Raw records:
========================================================================

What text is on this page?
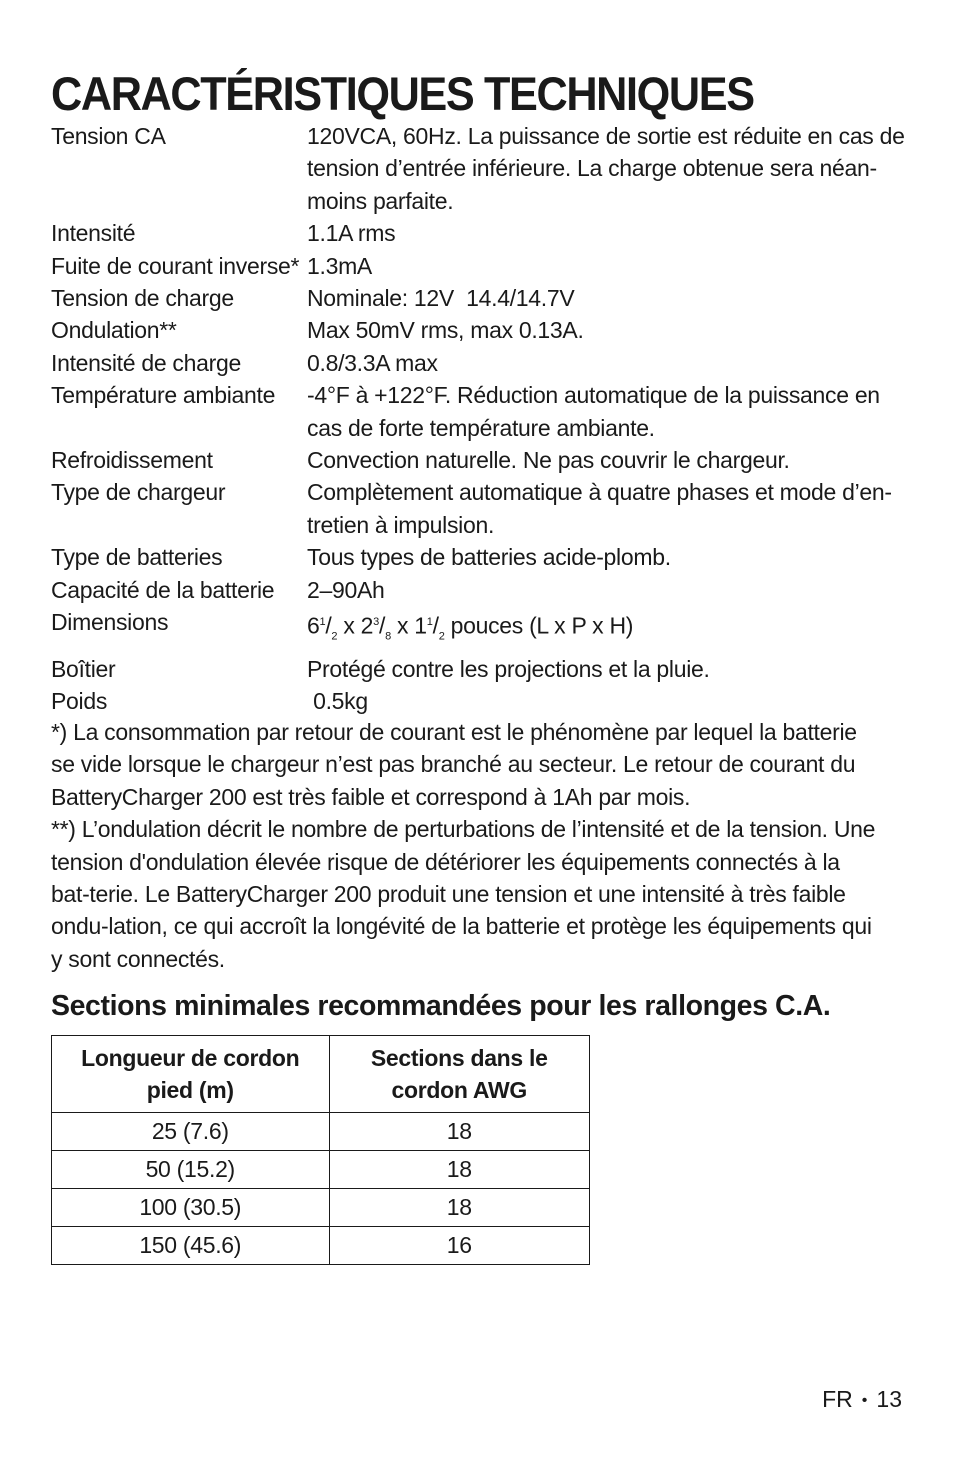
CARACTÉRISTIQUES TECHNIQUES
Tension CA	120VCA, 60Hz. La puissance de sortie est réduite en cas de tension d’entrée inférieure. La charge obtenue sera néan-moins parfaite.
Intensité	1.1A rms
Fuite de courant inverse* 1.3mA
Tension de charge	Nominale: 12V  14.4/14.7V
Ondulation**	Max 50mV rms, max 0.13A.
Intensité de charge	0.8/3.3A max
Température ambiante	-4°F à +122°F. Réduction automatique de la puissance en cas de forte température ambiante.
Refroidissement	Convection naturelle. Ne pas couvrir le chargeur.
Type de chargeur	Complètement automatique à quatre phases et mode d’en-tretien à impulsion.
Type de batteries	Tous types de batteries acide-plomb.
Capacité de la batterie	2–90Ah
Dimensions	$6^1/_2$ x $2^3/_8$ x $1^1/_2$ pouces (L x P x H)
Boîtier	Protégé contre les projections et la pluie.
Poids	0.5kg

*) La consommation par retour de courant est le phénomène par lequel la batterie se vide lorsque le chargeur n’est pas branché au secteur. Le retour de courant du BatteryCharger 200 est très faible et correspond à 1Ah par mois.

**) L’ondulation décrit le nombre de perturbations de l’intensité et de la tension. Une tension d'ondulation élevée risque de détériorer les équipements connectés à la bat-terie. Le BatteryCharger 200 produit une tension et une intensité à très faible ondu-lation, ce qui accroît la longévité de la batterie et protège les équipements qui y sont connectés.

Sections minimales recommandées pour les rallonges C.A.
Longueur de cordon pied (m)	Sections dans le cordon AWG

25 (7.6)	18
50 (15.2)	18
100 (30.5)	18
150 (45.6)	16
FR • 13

========================================================================

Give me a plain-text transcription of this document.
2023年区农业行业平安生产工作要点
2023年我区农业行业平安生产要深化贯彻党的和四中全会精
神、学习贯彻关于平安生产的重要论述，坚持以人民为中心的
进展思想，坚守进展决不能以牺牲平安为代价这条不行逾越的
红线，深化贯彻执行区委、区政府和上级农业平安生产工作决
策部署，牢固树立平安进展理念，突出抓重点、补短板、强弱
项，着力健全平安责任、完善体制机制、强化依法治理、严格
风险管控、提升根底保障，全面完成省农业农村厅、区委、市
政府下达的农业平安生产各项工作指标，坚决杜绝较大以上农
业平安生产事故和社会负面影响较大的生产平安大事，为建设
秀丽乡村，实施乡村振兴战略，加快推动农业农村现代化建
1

========================================================================

→ **Exercise task**: Find each line holding the string "Sections" and copy it out.

→ **Output**:
Sections minimales recommandées pour les rallonges C.A.
Longueur de cordon pied (m)	Sections dans le cordon AWG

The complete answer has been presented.